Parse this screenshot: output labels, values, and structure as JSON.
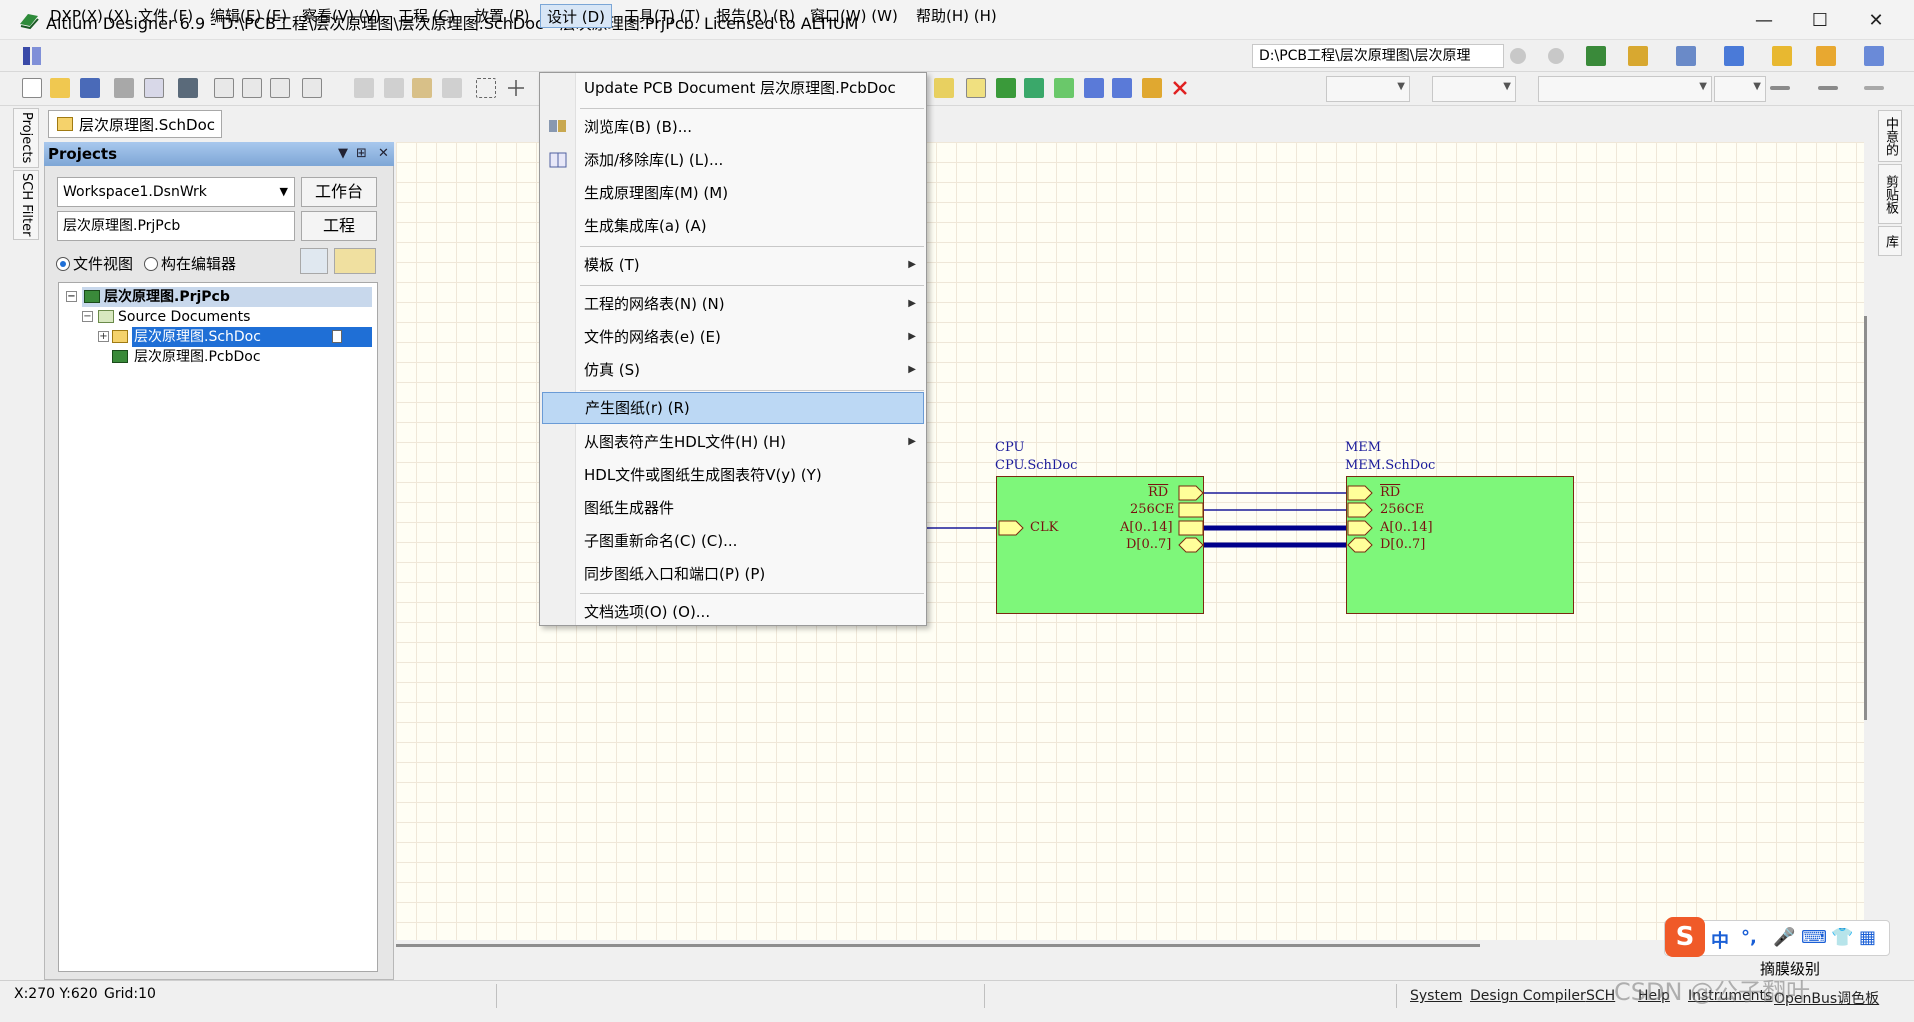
{
  "window": {
    "title": "Altium Designer 6.9 - D:\\PCB工程\\层次原理图\\层次原理图.SchDoc - 层次原理图.PrjPcb. Licensed to ALTIUM",
    "minimize": "—",
    "maximize": "☐",
    "close": "✕"
  },
  "menubar": {
    "items": [
      {
        "label": "DXP(X) (X)"
      },
      {
        "label": "文件 (F)"
      },
      {
        "label": "编辑(E) (E)"
      },
      {
        "label": "察看(V) (V)"
      },
      {
        "label": "工程 (C)"
      },
      {
        "label": "放置 (P)"
      },
      {
        "label": "设计 (D)"
      },
      {
        "label": "工具(T) (T)"
      },
      {
        "label": "报告(R) (R)"
      },
      {
        "label": "窗口(W) (W)"
      },
      {
        "label": "帮助(H) (H)"
      }
    ],
    "path": "D:\\PCB工程\\层次原理图\\层次原理"
  },
  "doc_tab": {
    "label": "层次原理图.SchDoc"
  },
  "left_tabs": [
    "Projects",
    "SCH Filter"
  ],
  "right_tabs": [
    "中意的",
    "剪贴板",
    "库"
  ],
  "panel": {
    "title": "Projects",
    "workspace": "Workspace1.DsnWrk",
    "workspace_btn": "工作台",
    "project": "层次原理图.PrjPcb",
    "project_btn": "工程",
    "view_file": "文件视图",
    "view_struct": "构在编辑器",
    "tree": {
      "project": "层次原理图.PrjPcb",
      "folder": "Source Documents",
      "schdoc": "层次原理图.SchDoc",
      "pcbdoc": "层次原理图.PcbDoc"
    }
  },
  "design_menu": {
    "items": [
      {
        "label": "Update PCB Document 层次原理图.PcbDoc",
        "submenu": false
      },
      {
        "label": "浏览库(B) (B)...",
        "submenu": false
      },
      {
        "label": "添加/移除库(L) (L)...",
        "submenu": false
      },
      {
        "label": "生成原理图库(M) (M)",
        "submenu": false
      },
      {
        "label": "生成集成库(a) (A)",
        "submenu": false
      },
      {
        "label": "模板 (T)",
        "submenu": true
      },
      {
        "label": "工程的网络表(N) (N)",
        "submenu": true
      },
      {
        "label": "文件的网络表(e) (E)",
        "submenu": true
      },
      {
        "label": "仿真 (S)",
        "submenu": true
      },
      {
        "label": "产生图纸(r) (R)",
        "submenu": false,
        "highlighted": true
      },
      {
        "label": "从图表符产生HDL文件(H) (H)",
        "submenu": true
      },
      {
        "label": "HDL文件或图纸生成图表符V(y) (Y)",
        "submenu": false
      },
      {
        "label": "图纸生成器件",
        "submenu": false
      },
      {
        "label": "子图重新命名(C) (C)...",
        "submenu": false
      },
      {
        "label": "同步图纸入口和端口(P) (P)",
        "submenu": false
      },
      {
        "label": "文档选项(O) (O)...",
        "submenu": false
      }
    ],
    "submenu_arrow": "▶"
  },
  "schematic": {
    "cpu": {
      "designator": "CPU",
      "filename": "CPU.SchDoc",
      "entries": [
        "RD",
        "256CE",
        "A[0..14]",
        "D[0..7]"
      ],
      "clk": "CLK"
    },
    "mem": {
      "designator": "MEM",
      "filename": "MEM.SchDoc",
      "entries": [
        "RD",
        "256CE",
        "A[0..14]",
        "D[0..7]"
      ]
    },
    "colors": {
      "sheet_fill": "#7ef77a",
      "sheet_border": "#7a2a10",
      "wire": "#1a1a9a",
      "bus": "#00008b",
      "entry_fill": "#ffff9a"
    }
  },
  "statusbar": {
    "coords": "X:270 Y:620",
    "grid": "Grid:10",
    "buttons": [
      "System",
      "Design Compiler",
      "SCH",
      "Help",
      "Instruments",
      "OpenBus调色板"
    ]
  },
  "ime": {
    "logo": "S",
    "mode": "中",
    "extra": "摘膜级别"
  },
  "watermark": "CSDN @公子翻叶",
  "icons": [
    "app-logo-icon",
    "dxp-logo-icon",
    "new-icon",
    "open-icon",
    "save-icon",
    "print-icon",
    "preview-icon",
    "zoom-icon",
    "cut-icon",
    "copy-icon",
    "paste-icon",
    "select-icon",
    "cross-icon",
    "vcc-icon",
    "port-icon",
    "close-x-icon",
    "nav-back-icon",
    "nav-forward-icon",
    "pin-icon",
    "close-icon"
  ]
}
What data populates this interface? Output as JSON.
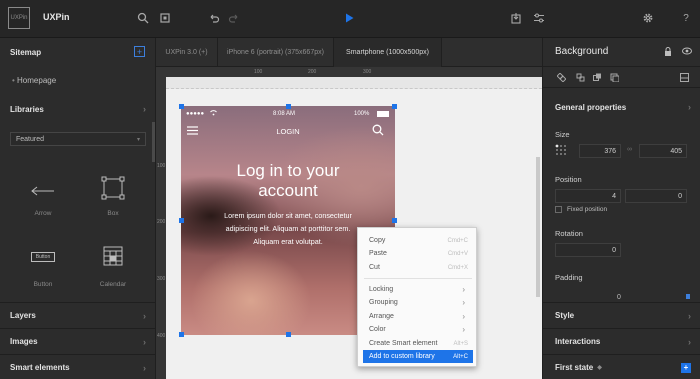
{
  "app": {
    "logo": "UXPin",
    "name": "UXPin"
  },
  "toolbar": {
    "icons": [
      "search-icon",
      "crop-icon",
      "undo-icon",
      "redo-icon",
      "play-icon",
      "export-icon",
      "settings-sliders-icon",
      "gear-icon",
      "help-icon"
    ],
    "help_label": "?"
  },
  "left_panel": {
    "sitemap_title": "Sitemap",
    "sitemap_add": "+",
    "pages": [
      "Homepage"
    ],
    "libraries_title": "Libraries",
    "library_select": "Featured",
    "library_items": [
      "Arrow",
      "Box",
      "Button",
      "Calendar"
    ],
    "button_preview_label": "Button",
    "bottom_sections": [
      "Layers",
      "Images",
      "Smart elements"
    ]
  },
  "tabs": [
    "UXPin 3.0 (+)",
    "iPhone 6 (portrait) (375x667px)",
    "Smartphone (1000x500px)"
  ],
  "rulers": {
    "horizontal": [
      "100",
      "200",
      "300"
    ],
    "vertical": [
      "100",
      "200",
      "300",
      "400"
    ]
  },
  "phone": {
    "carrier": "●●●●● ",
    "time": "8:08 AM",
    "battery": "100%",
    "nav_title": "LOGIN",
    "headline_1": "Log in to your",
    "headline_2": "account",
    "body_1": "Lorem ipsum dolor sit amet, consectetur",
    "body_2": "adipiscing elit. Aliquam at porttitor sem.",
    "body_3": "Aliquam erat volutpat."
  },
  "context_menu": {
    "items": [
      {
        "label": "Copy",
        "shortcut": "Cmd+C"
      },
      {
        "label": "Paste",
        "shortcut": "Cmd+V"
      },
      {
        "label": "Cut",
        "shortcut": "Cmd+X"
      },
      {
        "label": "Locking",
        "arrow": "›"
      },
      {
        "label": "Grouping",
        "arrow": "›"
      },
      {
        "label": "Arrange",
        "arrow": "›"
      },
      {
        "label": "Color",
        "arrow": "›"
      },
      {
        "label": "Create Smart element",
        "shortcut": "Alt+S"
      },
      {
        "label": "Add to custom library",
        "shortcut": "Alt+C"
      }
    ]
  },
  "right_panel": {
    "title": "Background",
    "general_properties": "General properties",
    "size_label": "Size",
    "width": "376",
    "height": "405",
    "position_label": "Position",
    "pos_x": "4",
    "pos_y": "0",
    "fixed_position": "Fixed position",
    "rotation_label": "Rotation",
    "rotation": "0",
    "padding_label": "Padding",
    "padding": "0",
    "sections": [
      "Style",
      "Interactions",
      "First state"
    ],
    "first_state_add": "+"
  },
  "colors": {
    "accent": "#1e74e8",
    "panel": "#2c2c2c",
    "canvas": "#f0f0f0"
  }
}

☆ ☆ ☆ ☆

# TASK BRIEF:
Look through the listing above and count the lines where the string "JSON" appears. Report the number only.

# ANSWER TO THE EXERCISE:
2